> GOAL OF THE EXERCISE
Look through the data below and work out how many lines contain the string "Twin". Give the number alone.

━━━━━━

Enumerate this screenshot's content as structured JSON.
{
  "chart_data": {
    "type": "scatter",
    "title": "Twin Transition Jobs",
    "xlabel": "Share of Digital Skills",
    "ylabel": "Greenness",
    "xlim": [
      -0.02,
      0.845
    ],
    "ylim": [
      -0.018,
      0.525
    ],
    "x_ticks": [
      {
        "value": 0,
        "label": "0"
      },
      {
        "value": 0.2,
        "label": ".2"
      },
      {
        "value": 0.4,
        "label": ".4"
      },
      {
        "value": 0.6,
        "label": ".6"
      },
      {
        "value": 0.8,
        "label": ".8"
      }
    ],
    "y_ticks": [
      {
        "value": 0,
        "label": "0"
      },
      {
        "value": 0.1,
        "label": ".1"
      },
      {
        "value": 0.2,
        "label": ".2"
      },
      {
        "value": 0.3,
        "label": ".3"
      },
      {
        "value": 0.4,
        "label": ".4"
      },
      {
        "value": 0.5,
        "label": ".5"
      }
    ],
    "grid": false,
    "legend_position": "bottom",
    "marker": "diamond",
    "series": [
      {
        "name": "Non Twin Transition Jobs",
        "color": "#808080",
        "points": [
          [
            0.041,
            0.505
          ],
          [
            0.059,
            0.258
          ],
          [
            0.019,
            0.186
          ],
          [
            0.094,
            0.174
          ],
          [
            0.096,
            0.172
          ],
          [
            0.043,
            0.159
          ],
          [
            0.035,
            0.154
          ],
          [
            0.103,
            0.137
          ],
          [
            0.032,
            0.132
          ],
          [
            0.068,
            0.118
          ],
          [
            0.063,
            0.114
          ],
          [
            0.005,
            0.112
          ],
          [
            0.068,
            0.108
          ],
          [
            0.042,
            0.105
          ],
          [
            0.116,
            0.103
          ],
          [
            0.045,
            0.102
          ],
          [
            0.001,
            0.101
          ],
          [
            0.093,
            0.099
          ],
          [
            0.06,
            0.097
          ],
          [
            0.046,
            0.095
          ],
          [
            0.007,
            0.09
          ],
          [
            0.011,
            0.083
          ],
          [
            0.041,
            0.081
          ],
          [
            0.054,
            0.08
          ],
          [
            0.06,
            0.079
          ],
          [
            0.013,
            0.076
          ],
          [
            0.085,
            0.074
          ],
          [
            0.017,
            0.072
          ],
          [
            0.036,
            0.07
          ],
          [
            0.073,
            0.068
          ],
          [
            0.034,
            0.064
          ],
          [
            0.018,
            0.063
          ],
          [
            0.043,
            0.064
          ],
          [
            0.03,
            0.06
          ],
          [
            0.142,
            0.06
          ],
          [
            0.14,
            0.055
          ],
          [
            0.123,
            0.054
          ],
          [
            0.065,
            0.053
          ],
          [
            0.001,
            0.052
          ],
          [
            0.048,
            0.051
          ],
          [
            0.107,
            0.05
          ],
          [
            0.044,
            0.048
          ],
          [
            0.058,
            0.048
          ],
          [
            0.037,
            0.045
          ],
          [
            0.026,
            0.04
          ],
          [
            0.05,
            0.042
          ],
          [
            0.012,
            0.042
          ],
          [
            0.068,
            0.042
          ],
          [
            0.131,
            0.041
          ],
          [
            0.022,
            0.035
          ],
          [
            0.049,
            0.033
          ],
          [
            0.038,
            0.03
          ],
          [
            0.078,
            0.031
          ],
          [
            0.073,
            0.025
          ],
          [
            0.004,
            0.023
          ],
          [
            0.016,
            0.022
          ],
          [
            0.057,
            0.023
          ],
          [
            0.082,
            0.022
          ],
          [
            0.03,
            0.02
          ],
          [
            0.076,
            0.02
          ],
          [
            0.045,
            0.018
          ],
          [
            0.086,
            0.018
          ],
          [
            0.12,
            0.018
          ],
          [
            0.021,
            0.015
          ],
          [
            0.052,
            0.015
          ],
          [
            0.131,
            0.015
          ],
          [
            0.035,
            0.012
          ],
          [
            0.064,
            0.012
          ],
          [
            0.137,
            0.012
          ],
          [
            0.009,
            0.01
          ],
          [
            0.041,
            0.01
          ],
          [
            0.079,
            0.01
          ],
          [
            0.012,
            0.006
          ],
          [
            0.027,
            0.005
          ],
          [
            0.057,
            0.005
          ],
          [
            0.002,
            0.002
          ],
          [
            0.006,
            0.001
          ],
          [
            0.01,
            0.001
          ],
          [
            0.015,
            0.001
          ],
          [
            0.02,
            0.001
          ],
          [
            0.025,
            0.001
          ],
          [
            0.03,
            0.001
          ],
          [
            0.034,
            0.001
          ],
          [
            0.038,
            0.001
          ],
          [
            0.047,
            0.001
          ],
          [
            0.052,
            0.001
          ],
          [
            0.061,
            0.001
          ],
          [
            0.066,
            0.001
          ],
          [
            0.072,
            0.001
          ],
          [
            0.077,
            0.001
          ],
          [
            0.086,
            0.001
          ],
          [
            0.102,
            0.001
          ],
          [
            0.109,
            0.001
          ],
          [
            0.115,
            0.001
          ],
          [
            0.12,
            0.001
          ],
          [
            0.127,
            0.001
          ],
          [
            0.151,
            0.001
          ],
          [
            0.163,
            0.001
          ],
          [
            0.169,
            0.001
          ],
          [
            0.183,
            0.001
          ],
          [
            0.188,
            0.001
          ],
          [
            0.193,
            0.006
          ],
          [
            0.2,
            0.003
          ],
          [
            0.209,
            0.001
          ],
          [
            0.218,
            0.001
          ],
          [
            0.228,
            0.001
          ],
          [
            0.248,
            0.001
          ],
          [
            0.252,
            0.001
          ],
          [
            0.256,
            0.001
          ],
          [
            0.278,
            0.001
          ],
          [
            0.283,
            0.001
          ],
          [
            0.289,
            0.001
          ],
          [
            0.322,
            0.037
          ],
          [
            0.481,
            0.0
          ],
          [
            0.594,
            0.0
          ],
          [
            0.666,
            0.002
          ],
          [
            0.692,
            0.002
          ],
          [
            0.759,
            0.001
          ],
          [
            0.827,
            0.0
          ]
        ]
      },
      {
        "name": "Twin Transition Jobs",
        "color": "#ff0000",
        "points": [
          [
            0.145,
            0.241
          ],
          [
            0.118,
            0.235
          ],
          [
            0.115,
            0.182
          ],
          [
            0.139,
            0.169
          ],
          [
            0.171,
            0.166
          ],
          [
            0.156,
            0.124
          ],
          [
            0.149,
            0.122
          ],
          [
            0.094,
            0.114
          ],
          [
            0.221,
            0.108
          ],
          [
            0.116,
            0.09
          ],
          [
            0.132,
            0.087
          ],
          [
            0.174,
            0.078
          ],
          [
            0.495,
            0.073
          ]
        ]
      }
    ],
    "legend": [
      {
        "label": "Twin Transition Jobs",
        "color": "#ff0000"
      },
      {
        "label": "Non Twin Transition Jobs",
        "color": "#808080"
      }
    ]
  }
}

━━━━━━

> PROBLEM SOLUTION
5